## Data excerpts
□ □ □ □

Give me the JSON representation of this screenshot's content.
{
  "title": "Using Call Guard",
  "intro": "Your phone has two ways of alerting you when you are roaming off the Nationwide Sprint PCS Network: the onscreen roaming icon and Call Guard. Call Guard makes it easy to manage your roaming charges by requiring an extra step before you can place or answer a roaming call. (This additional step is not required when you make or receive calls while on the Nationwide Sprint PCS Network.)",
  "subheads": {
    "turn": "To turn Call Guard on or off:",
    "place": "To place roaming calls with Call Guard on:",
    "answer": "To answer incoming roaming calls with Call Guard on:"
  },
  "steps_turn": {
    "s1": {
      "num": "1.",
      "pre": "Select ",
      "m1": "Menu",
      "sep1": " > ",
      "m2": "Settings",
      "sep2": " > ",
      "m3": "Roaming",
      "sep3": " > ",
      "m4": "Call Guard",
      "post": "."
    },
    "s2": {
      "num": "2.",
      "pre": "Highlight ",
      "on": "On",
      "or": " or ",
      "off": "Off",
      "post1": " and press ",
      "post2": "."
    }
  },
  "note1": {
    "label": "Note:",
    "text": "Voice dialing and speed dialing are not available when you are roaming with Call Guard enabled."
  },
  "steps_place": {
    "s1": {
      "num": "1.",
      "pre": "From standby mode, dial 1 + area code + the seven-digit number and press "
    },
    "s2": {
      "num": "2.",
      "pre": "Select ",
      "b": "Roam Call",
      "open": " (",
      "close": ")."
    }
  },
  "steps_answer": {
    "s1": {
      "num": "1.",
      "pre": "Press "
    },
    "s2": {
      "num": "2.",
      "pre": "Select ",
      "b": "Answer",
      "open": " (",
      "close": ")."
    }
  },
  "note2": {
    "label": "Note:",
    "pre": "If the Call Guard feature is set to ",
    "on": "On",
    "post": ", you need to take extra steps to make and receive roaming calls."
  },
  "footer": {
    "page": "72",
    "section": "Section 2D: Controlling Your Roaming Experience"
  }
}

□ □ □ □

All of the entries above need to be reproduced exactly.

Give me the JSON representation of this screenshot's content.
{
  "title": "Using Call Guard",
  "intro": "Your phone has two ways of alerting you when you are roaming off the Nationwide Sprint PCS Network: the onscreen roaming icon and Call Guard. Call Guard makes it easy to manage your roaming charges by requiring an extra step before you can place or answer a roaming call. (This additional step is not required when you make or receive calls while on the Nationwide Sprint PCS Network.)",
  "subheads": {
    "turn": "To turn Call Guard on or off:",
    "place": "To place roaming calls with Call Guard on:",
    "answer": "To answer incoming roaming calls with Call Guard on:"
  },
  "steps_turn": {
    "s1": {
      "num": "1.",
      "pre": "Select ",
      "m1": "Menu",
      "sep1": " > ",
      "m2": "Settings",
      "sep2": " > ",
      "m3": "Roaming",
      "sep3": " > ",
      "m4": "Call Guard",
      "post": "."
    },
    "s2": {
      "num": "2.",
      "pre": "Highlight ",
      "on": "On",
      "or": " or ",
      "off": "Off",
      "post1": " and press ",
      "post2": "."
    }
  },
  "note1": {
    "label": "Note:",
    "text": "Voice dialing and speed dialing are not available when you are roaming with Call Guard enabled."
  },
  "steps_place": {
    "s1": {
      "num": "1.",
      "pre": "From standby mode, dial 1 + area code + the seven-digit number and press "
    },
    "s2": {
      "num": "2.",
      "pre": "Select ",
      "b": "Roam Call",
      "open": " (",
      "close": ")."
    }
  },
  "steps_answer": {
    "s1": {
      "num": "1.",
      "pre": "Press "
    },
    "s2": {
      "num": "2.",
      "pre": "Select ",
      "b": "Answer",
      "open": " (",
      "close": ")."
    }
  },
  "note2": {
    "label": "Note:",
    "pre": "If the Call Guard feature is set to ",
    "on": "On",
    "post": ", you need to take extra steps to make and receive roaming calls."
  },
  "footer": {
    "page": "72",
    "section": "Section 2D: Controlling Your Roaming Experience"
  }
}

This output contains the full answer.